### What to produce
Repeat every record below exactly, leaving out the pictures.

### The input
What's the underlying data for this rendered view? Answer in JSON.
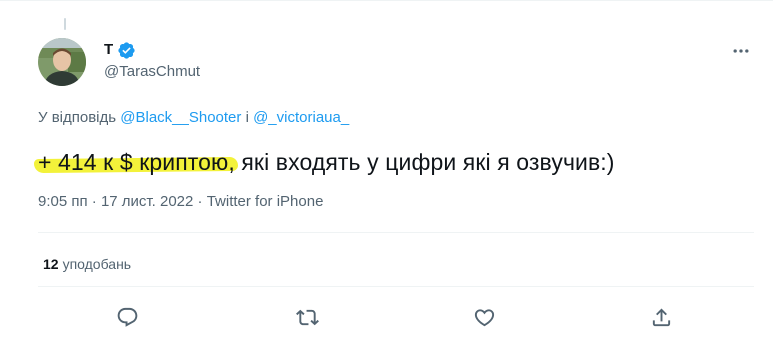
{
  "tweet": {
    "display_name": "Т",
    "handle": "@TarasChmut",
    "reply": {
      "prefix": "У відповідь ",
      "mention_1": "@Black__Shooter",
      "joiner": " і ",
      "mention_2": "@_victoriaua_"
    },
    "text": {
      "highlighted": "+ 414 к $ криптою,",
      "rest": " які входять у цифри які я озвучив:)"
    },
    "meta": {
      "time": "9:05 пп",
      "separator_1": " · ",
      "date": "17 лист. 2022",
      "separator_2": " · ",
      "source": "Twitter for iPhone"
    },
    "likes": {
      "count": "12",
      "label": "уподобань"
    }
  },
  "icons": {
    "verified": "verified-badge-icon",
    "more": "more-options-icon",
    "reply": "reply-icon",
    "retweet": "retweet-icon",
    "like": "heart-icon",
    "share": "share-icon"
  },
  "colors": {
    "accent": "#1d9bf0",
    "highlight": "#f3f23a",
    "secondary_text": "#536471",
    "primary_text": "#0f1419"
  }
}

### Task answer
What's the underlying data for this rendered view? Answer in JSON.
{
  "tweet": {
    "display_name": "Т",
    "handle": "@TarasChmut",
    "reply": {
      "prefix": "У відповідь ",
      "mention_1": "@Black__Shooter",
      "joiner": " і ",
      "mention_2": "@_victoriaua_"
    },
    "text": {
      "highlighted": "+ 414 к $ криптою,",
      "rest": " які входять у цифри які я озвучив:)"
    },
    "meta": {
      "time": "9:05 пп",
      "separator_1": " · ",
      "date": "17 лист. 2022",
      "separator_2": " · ",
      "source": "Twitter for iPhone"
    },
    "likes": {
      "count": "12",
      "label": "уподобань"
    }
  },
  "icons": {
    "verified": "verified-badge-icon",
    "more": "more-options-icon",
    "reply": "reply-icon",
    "retweet": "retweet-icon",
    "like": "heart-icon",
    "share": "share-icon"
  },
  "colors": {
    "accent": "#1d9bf0",
    "highlight": "#f3f23a",
    "secondary_text": "#536471",
    "primary_text": "#0f1419"
  }
}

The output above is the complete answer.